> TEXT FOR ANALYSIS
--- START ---
Moreover, our move was in the middle of the presidential campaign and we were thrust into the middle of a sign war. All of our neighbors had either anti-war or pro-peace signs in their yards, and I imagined when they talked about us, their conversation started off something like this:

Neighbor One: Have you met the new neighbors?

Neighbor Two: You mean the ones without an anti-war sign in their yard?

Needless to say, in lieu of having the faulty wiring redone, we had a security system installed – just in case Obama lost the election. In the meantime, I knew we needed to put a sign in our yard, but I was on the fence as to which route to take – pro-peace or anti-war? So I compromised by making own sign, plagiarizing a slogan from “Dr. Strangelove”: “Peace is Our Profession.”

Order your very own yard sign now (armed soldier not included)

Order your very own yard sign now (armed soldier not included)

Just to give you a sampling of the types of bumper stickers you would see in my neighborhood, one neighbor has a “I’d Rather Be Playing Scrabble” sticker on his pickup truck, while the neighbors across the street from us don an “I’m Pro-Accordion & I Vote” sticker on their station wagon.

This is a stark contrast to the blue collar neighborhood I lived in Grants Pass, Oregon ten years ago. My downstairs neighbor, who we hypothesized, based on the rancid, dead carcass burning smell that piped through our heating vents periodically, was making meth in his kitchen, had a truck that was steeped in ironic accessories. He parked his fully-loaded, black Dodge Ram next to my fun-size Volkswagon Golf. On some occasions, after a night of bar hopping and off-roading in the Oregon thicket, he parked in my spot — his truck serving as a makeshift carport for my Golf.

His truck was equipped with the naked lady mudflaps (speaking of which, I’m in the process of unleashing naked men mudflaps, trademark pending, to tap into the female and gay trucker target market), a chain adornment around his license plate, and not one but two “No Fear” stickers. The implicit irony of the “No Fear” campaign has never been lost on me, given those who truly possess no fear would not have to advertise this to the external world. This type of insecurity can be seen in doubting Christians, who sport crosses around their necks or tattoo their temples with crosses to let the world know they’re believers while simultaneously giving God a symbolic shout out – just in case the Almighty may have missed a beat on His watch.

So what are you afraid of, really?

So what are you afraid of, really?

What pushed my neighbor’s truck over the ironic edge is that he had a once-sacred Indian Dream Catcher hanging from his rearview mirror, thus warding off any evil spirits that might invade his dreams while sleeping. Why people are sleeping while driving is beyond me, unless the intent is to protect daydreams from evil spirits. But aren’t you supposed to be in control of your daydreams? Maybe the Dream Catchers serve as nocturnal car alarms that keep the cab safe while its master slumbers in the house.

Now don’t get me wrong, Iowa City, despite its insulated liberalism, is far from being immune to the fringe element of society that makes people watching a more interesting hobby and legitimate pastime. One of the most bizarre bumper stickers I’ve seen in town was one that read “Necrophilia: Never Too Late to Pop a Cold One.” I’ll admit that I did burst out laughing when I first saw this sticker, namely that somebody would actually buy it, let alone put it on their car, which in this case was a mini-van. I sped up to pass the vehicle, just so I could get a look at the twisted man commandeering the van.

Much to my shock and subsequent horror, a stereotypical soccer mom was driving and there were empty kids seats strapped in the back, as if she had just dropped the kids off at day care on the way to sleep with dead corpses. As a parent of three, I was dumfounded and hoped that she was borrowing the van from a relative who was serving a stretch in prison for public indecency and fornicating with the deceased.

Either way, it was this particular moment that I felt I truly did “Know Fear.”
--- END ---
> RAW DATA
--- START ---
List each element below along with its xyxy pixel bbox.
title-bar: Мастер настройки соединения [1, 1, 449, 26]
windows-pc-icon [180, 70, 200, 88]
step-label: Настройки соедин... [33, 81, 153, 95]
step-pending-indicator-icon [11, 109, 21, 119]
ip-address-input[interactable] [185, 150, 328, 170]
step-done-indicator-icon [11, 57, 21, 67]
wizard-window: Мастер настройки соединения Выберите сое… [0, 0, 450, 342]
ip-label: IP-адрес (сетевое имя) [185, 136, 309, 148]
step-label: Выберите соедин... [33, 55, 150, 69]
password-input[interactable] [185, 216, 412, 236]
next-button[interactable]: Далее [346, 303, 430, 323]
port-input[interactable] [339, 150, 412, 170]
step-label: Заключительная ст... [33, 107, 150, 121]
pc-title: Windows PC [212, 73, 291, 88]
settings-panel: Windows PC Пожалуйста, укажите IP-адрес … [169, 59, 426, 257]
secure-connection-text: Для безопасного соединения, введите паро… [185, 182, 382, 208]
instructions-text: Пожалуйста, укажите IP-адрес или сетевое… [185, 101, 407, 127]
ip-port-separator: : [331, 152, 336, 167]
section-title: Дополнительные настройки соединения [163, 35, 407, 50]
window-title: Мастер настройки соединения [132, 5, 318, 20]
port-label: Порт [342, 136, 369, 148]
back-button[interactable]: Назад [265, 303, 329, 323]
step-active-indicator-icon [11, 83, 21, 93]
--- END ---
> GOAL OF THE EXERCISE
In the text about yard signs and bumper stickers, what slogan did the writer put on the homemade yard sign, and from which film was it taken?

> REPLY TO THE EXERCISE
"Peace is Our Profession," taken from "Dr. Strangelove."